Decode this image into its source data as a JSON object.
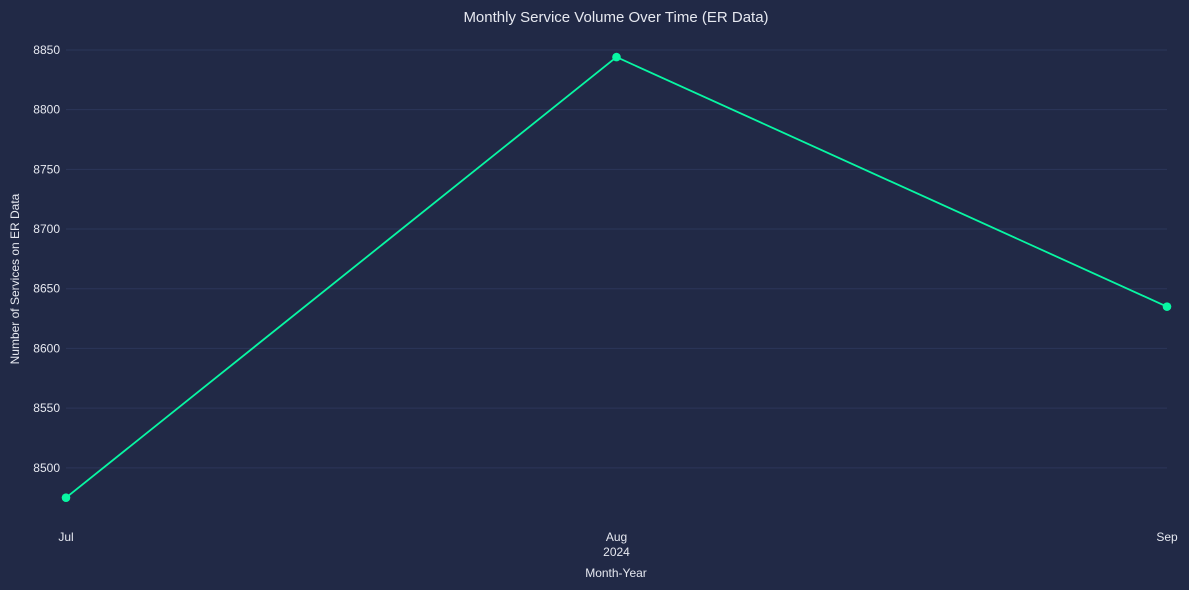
{
  "chart_data": {
    "type": "line",
    "title": "Monthly Service Volume Over Time (ER Data)",
    "xlabel": "Month-Year",
    "ylabel": "Number of Services on ER Data",
    "x": [
      "Jul",
      "Aug",
      "Sep"
    ],
    "x_sublabels": [
      "",
      "2024",
      ""
    ],
    "series": [
      {
        "values": [
          8475,
          8844,
          8635
        ],
        "color": "#08f7a3"
      }
    ],
    "ylim": [
      8463,
      8860
    ],
    "yticks": [
      8500,
      8550,
      8600,
      8650,
      8700,
      8750,
      8800,
      8850
    ],
    "grid": true,
    "background": "#212946",
    "grid_color": "#2c365a",
    "text_color": "#e6e8f0"
  }
}
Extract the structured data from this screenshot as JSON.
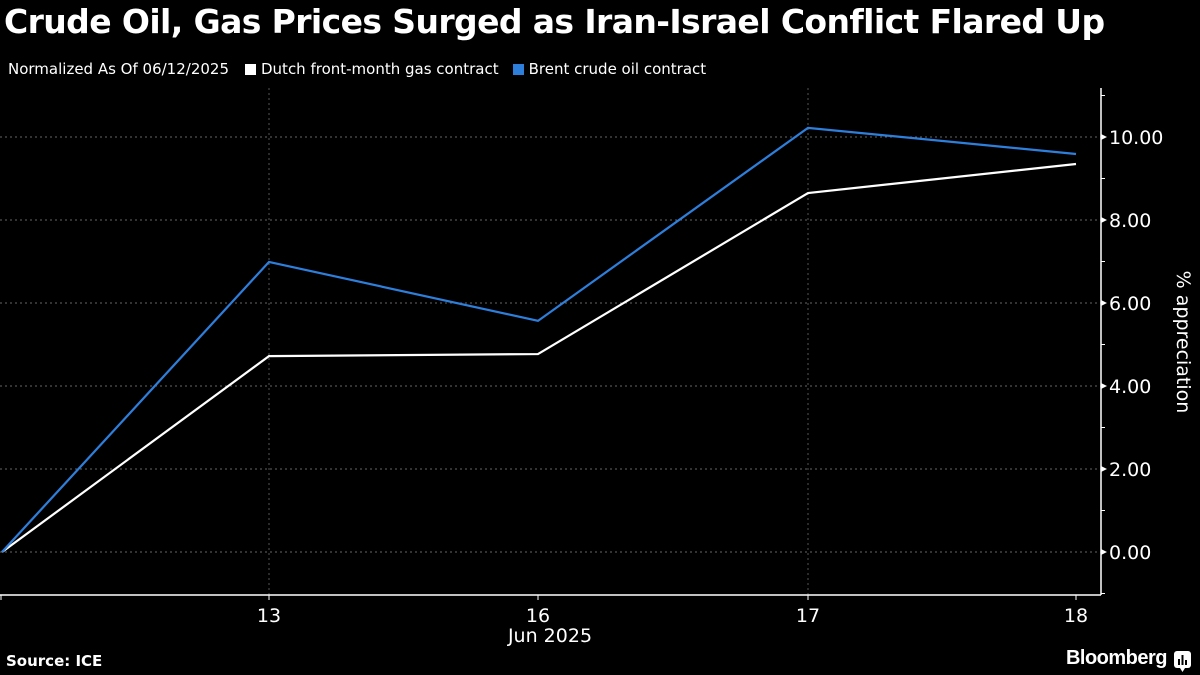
{
  "chart_data": {
    "type": "line",
    "title": "Crude Oil, Gas Prices Surged as Iran-Israel Conflict Flared Up",
    "subtitle": "Normalized As Of 06/12/2025",
    "xlabel": "Jun 2025",
    "ylabel": "% appreciation",
    "x": [
      "2025-06-12",
      "2025-06-13",
      "2025-06-16",
      "2025-06-17",
      "2025-06-18"
    ],
    "x_tick_labels": [
      "",
      "13",
      "16",
      "17",
      "18"
    ],
    "x_period_label": "Jun 2025",
    "ylim": [
      -1.05,
      11.2
    ],
    "y_ticks": [
      0,
      2,
      4,
      6,
      8,
      10
    ],
    "y_tick_labels": [
      "0.00",
      "2.00",
      "4.00",
      "6.00",
      "8.00",
      "10.00"
    ],
    "grid": true,
    "y_axis_side": "right",
    "legend_position": "top-left",
    "series": [
      {
        "name": "Dutch front-month gas contract",
        "color": "#ffffff",
        "values": [
          0,
          4.72,
          4.77,
          8.65,
          9.35
        ]
      },
      {
        "name": "Brent crude oil contract",
        "color": "#2e7fdc",
        "values": [
          0,
          6.99,
          5.57,
          10.22,
          9.59
        ]
      }
    ],
    "source": "Source: ICE"
  },
  "footer": {
    "source": "Source: ICE",
    "brand": "Bloomberg"
  }
}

################

[EXERCISE INSTRUCTIONS]: From the entries above, collect every line with the string "JSON" in it.

[TASK RESPONSE]:
Decode this image into its source data as a JSON object.
Extract the structured data from this screenshot as JSON.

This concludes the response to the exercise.